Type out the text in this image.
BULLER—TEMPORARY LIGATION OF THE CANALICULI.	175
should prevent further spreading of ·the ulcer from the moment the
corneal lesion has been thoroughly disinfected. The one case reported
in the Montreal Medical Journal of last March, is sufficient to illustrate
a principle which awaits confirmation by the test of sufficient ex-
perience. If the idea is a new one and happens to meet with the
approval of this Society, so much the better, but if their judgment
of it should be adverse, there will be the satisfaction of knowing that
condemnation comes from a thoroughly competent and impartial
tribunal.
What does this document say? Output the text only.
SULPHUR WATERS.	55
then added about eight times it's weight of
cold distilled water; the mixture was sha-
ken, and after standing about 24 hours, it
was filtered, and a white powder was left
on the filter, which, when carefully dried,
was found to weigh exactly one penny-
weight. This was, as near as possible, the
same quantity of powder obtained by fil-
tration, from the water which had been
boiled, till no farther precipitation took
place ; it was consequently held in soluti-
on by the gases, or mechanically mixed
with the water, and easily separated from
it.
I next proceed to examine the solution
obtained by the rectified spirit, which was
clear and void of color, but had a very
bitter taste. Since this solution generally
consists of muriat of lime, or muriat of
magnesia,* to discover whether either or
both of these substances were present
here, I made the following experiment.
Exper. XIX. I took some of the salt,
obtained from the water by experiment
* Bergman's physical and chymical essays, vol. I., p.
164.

# # # # # # #

_Work to complete_
Repeat all the records. Match each line exactly.

_Expected answer_
Type out the text in this image.
BULLER—TEMPORARY LIGATION OF THE CANALICULI.	175
should prevent further spreading of ·the ulcer from the moment the
corneal lesion has been thoroughly disinfected. The one case reported
in the Montreal Medical Journal of last March, is sufficient to illustrate
a principle which awaits confirmation by the test of sufficient ex-
perience. If the idea is a new one and happens to meet with the
approval of this Society, so much the better, but if their judgment
of it should be adverse, there will be the satisfaction of knowing that
condemnation comes from a thoroughly competent and impartial
tribunal.
What does this document say? Output the text only.
SULPHUR WATERS.	55
then added about eight times it's weight of
cold distilled water; the mixture was sha-
ken, and after standing about 24 hours, it
was filtered, and a white powder was left
on the filter, which, when carefully dried,
was found to weigh exactly one penny-
weight. This was, as near as possible, the
same quantity of powder obtained by fil-
tration, from the water which had been
boiled, till no farther precipitation took
place ; it was consequently held in soluti-
on by the gases, or mechanically mixed
with the water, and easily separated from
it.
I next proceed to examine the solution
obtained by the rectified spirit, which was
clear and void of color, but had a very
bitter taste. Since this solution generally
consists of muriat of lime, or muriat of
magnesia,* to discover whether either or
both of these substances were present
here, I made the following experiment.
Exper. XIX. I took some of the salt,
obtained from the water by experiment
* Bergman's physical and chymical essays, vol. I., p.
164.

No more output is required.